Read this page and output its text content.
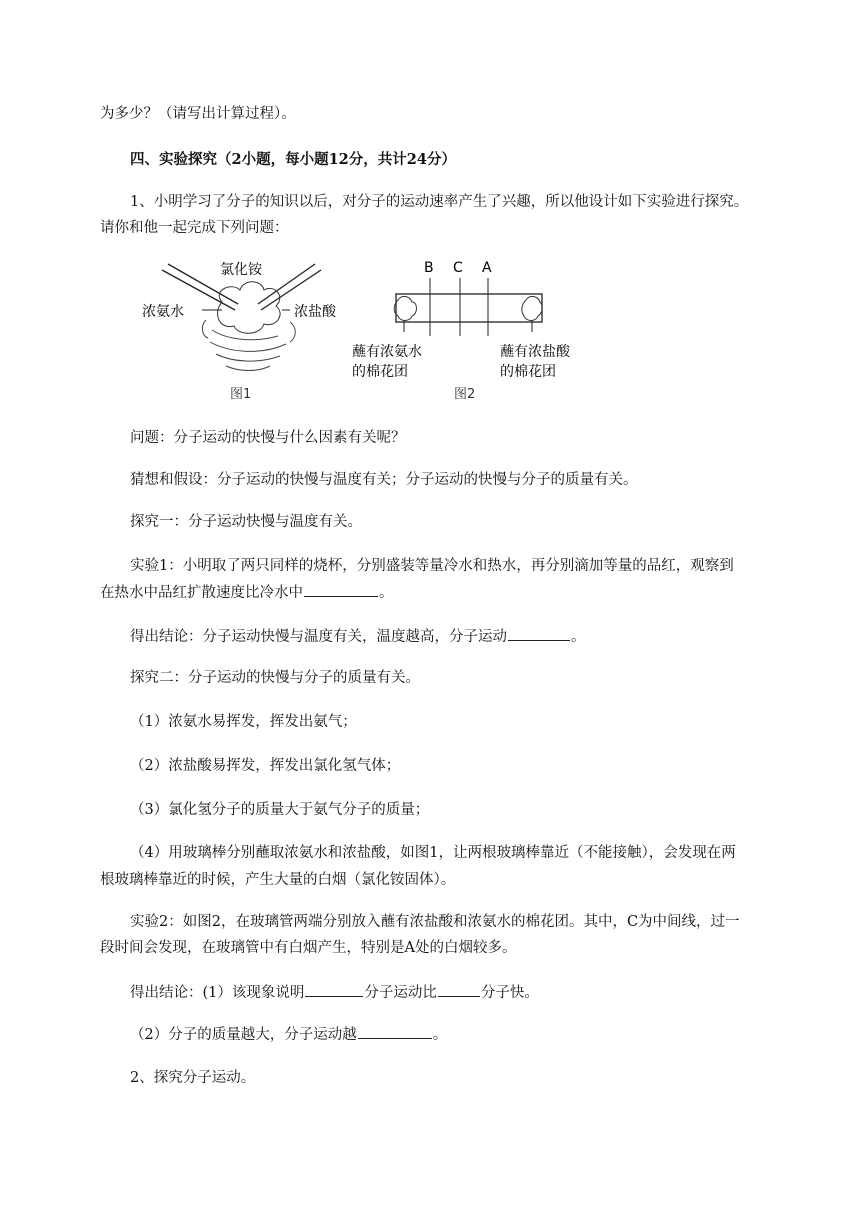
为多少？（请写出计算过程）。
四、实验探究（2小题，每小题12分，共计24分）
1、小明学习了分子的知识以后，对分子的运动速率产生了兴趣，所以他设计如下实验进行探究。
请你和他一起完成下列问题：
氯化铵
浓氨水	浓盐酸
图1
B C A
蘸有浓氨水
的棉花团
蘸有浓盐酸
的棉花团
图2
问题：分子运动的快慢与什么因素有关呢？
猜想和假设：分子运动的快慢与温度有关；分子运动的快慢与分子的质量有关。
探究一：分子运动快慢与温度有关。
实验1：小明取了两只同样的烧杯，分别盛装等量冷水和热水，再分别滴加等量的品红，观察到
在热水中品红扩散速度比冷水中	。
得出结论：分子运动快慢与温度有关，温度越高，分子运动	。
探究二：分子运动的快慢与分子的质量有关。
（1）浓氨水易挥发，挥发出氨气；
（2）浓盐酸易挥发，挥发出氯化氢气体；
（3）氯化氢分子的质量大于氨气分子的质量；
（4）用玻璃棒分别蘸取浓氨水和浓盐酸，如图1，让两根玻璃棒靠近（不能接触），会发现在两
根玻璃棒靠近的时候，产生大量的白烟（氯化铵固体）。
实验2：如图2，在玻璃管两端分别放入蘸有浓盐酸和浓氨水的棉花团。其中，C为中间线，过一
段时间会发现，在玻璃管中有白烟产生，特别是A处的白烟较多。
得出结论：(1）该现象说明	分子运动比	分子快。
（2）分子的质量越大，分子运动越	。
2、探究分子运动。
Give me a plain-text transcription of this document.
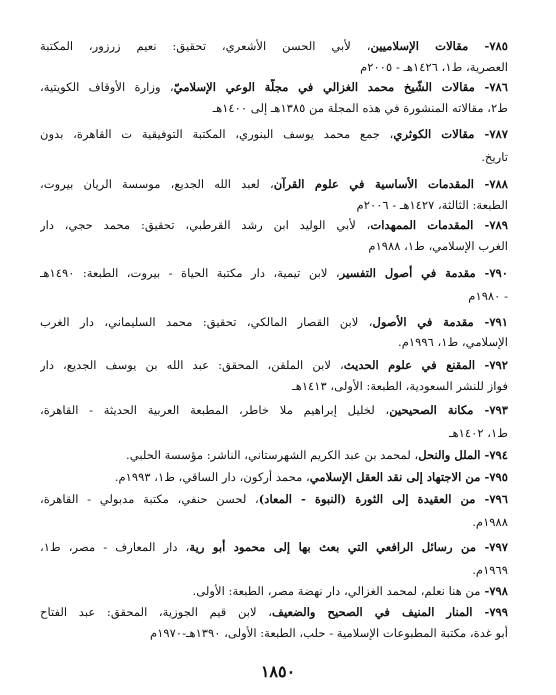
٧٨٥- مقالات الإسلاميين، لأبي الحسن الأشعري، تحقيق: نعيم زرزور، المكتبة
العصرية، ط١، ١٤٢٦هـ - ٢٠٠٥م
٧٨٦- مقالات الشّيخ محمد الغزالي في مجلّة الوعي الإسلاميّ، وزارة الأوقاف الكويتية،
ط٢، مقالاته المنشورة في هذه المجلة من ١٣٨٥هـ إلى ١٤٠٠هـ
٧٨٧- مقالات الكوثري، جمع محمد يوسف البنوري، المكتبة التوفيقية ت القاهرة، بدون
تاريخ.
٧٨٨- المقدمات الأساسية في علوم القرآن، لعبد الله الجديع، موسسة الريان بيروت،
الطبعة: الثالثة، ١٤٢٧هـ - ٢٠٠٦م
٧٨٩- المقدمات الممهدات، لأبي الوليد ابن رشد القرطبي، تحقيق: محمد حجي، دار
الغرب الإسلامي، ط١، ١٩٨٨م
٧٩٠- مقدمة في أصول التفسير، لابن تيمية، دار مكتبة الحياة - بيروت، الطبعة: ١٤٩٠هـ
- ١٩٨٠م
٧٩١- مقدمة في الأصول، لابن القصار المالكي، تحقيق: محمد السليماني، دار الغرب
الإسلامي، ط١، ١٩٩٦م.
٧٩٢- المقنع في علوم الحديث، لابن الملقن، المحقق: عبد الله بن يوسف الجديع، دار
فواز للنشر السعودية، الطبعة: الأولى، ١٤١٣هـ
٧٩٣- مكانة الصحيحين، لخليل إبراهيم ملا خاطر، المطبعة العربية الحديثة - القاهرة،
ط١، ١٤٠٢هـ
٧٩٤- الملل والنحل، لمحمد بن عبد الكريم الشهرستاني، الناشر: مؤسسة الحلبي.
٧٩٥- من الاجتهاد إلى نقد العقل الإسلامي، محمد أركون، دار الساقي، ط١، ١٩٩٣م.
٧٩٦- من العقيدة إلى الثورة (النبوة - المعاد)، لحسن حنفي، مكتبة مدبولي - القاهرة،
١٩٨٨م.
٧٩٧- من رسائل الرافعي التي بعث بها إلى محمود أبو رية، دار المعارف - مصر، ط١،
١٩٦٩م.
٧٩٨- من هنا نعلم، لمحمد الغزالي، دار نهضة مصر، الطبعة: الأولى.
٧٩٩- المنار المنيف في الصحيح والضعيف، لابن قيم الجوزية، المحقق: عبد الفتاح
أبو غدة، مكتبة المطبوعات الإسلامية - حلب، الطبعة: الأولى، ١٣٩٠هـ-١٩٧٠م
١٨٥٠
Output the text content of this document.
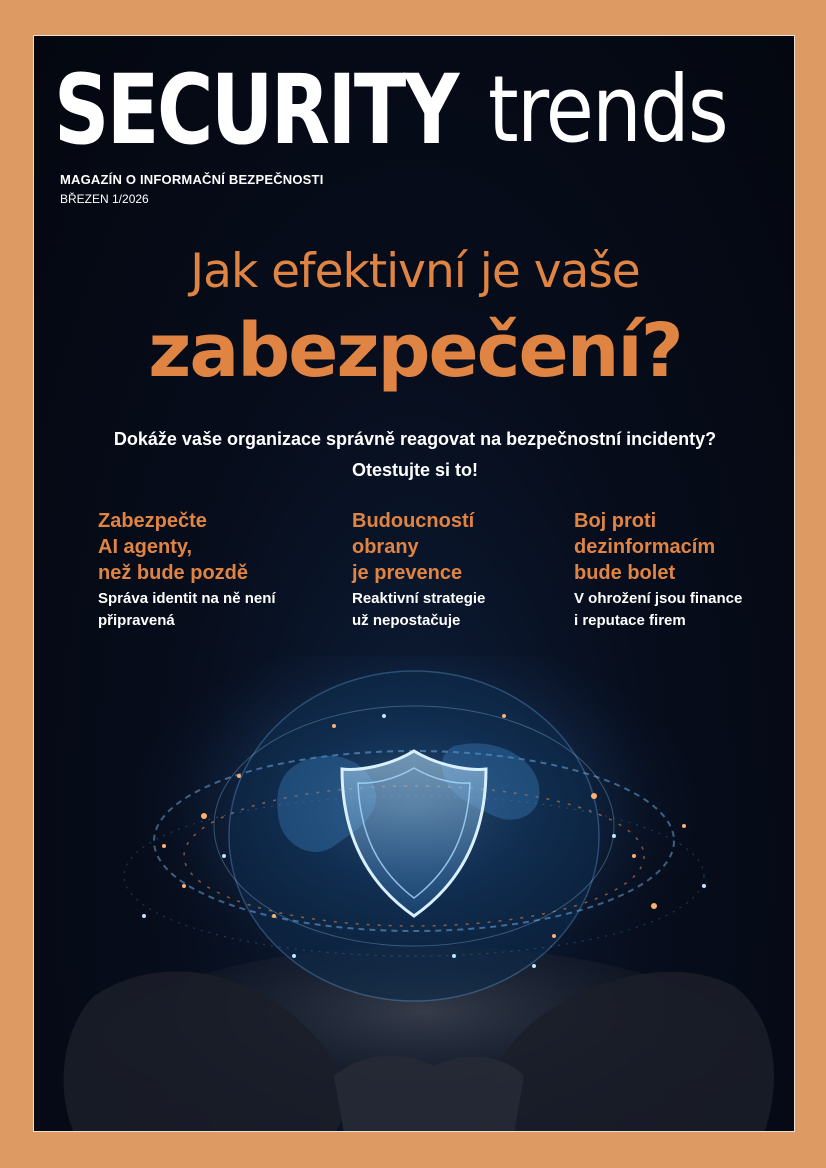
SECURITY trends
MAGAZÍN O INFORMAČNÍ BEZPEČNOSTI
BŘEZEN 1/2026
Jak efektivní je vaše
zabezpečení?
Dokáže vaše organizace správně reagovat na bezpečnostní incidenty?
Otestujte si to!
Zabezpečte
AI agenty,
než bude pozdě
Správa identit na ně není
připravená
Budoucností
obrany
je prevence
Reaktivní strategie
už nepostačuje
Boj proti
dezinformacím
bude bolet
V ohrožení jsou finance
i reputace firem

··········

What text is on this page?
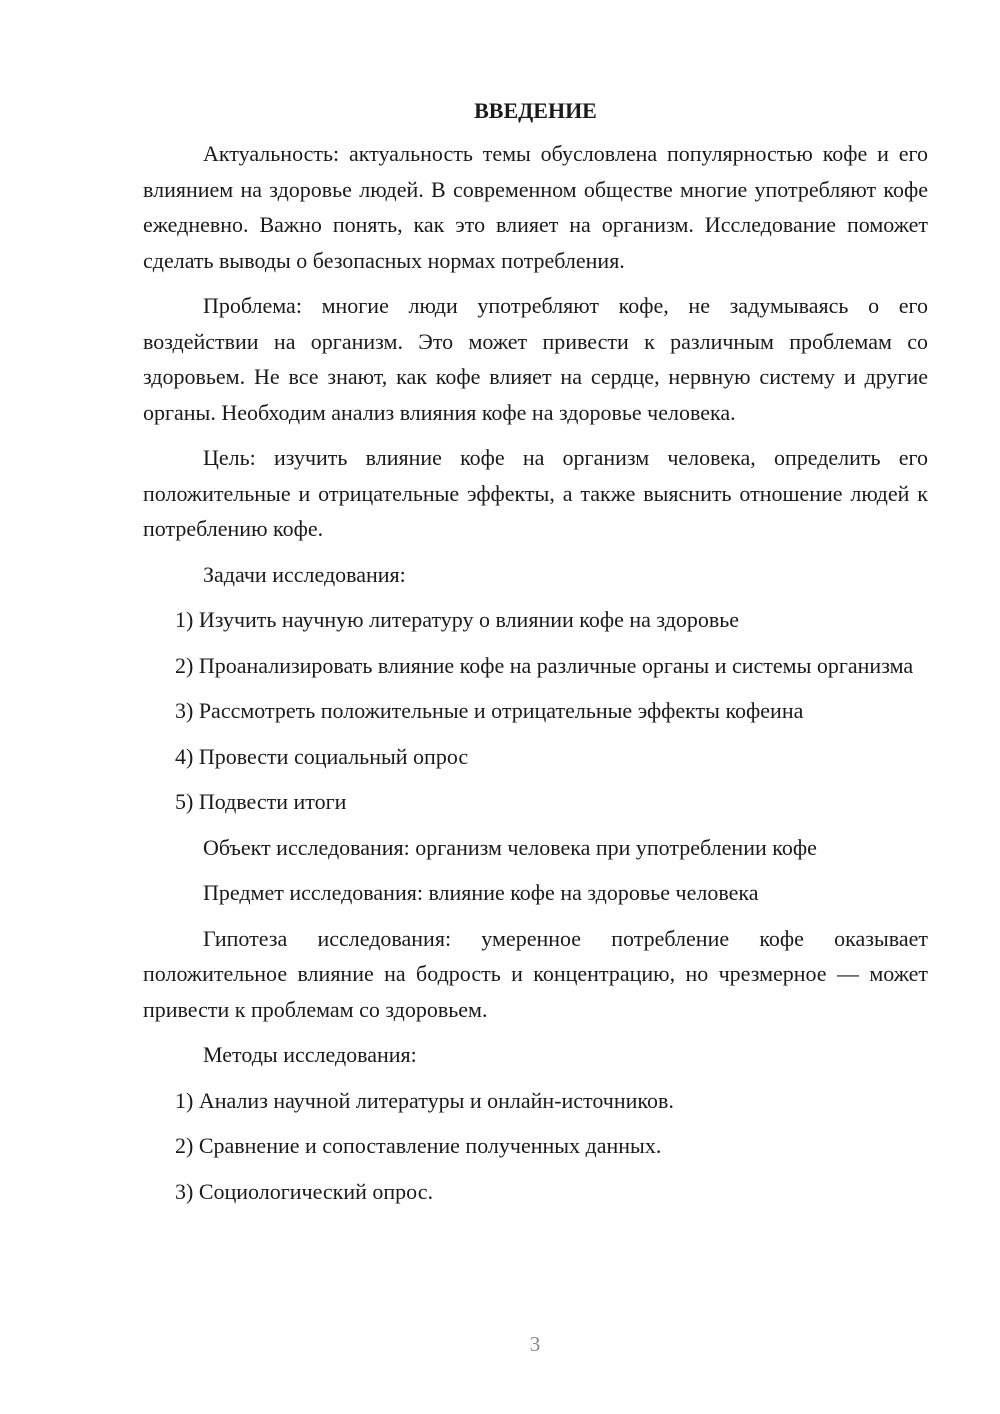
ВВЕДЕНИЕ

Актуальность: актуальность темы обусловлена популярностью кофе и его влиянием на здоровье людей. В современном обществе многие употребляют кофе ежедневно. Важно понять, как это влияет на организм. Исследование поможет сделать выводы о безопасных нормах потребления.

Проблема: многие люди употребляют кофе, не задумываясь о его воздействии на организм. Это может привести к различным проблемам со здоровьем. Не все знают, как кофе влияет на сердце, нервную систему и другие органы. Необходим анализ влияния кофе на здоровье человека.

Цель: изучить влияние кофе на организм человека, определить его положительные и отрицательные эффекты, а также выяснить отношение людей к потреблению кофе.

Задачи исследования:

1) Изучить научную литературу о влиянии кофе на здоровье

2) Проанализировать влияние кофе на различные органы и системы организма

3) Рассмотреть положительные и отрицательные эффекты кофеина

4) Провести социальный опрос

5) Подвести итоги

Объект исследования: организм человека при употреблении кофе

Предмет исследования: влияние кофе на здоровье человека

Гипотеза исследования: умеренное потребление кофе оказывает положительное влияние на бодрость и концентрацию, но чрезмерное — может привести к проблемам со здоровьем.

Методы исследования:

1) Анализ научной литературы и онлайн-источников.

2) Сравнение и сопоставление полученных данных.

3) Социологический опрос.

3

··········

> [Problem requirements]
Every line that holds the string "الله" should be returned.

> [Response to the exercise]
٧٨٨- المقدمات الأساسية في علوم القرآن، لعبد الله الجديع، موسسة الريان بيروت،
٧٩٢- المقنع في علوم الحديث، لابن الملقن، المحقق: عبد الله بن يوسف الجديع، دار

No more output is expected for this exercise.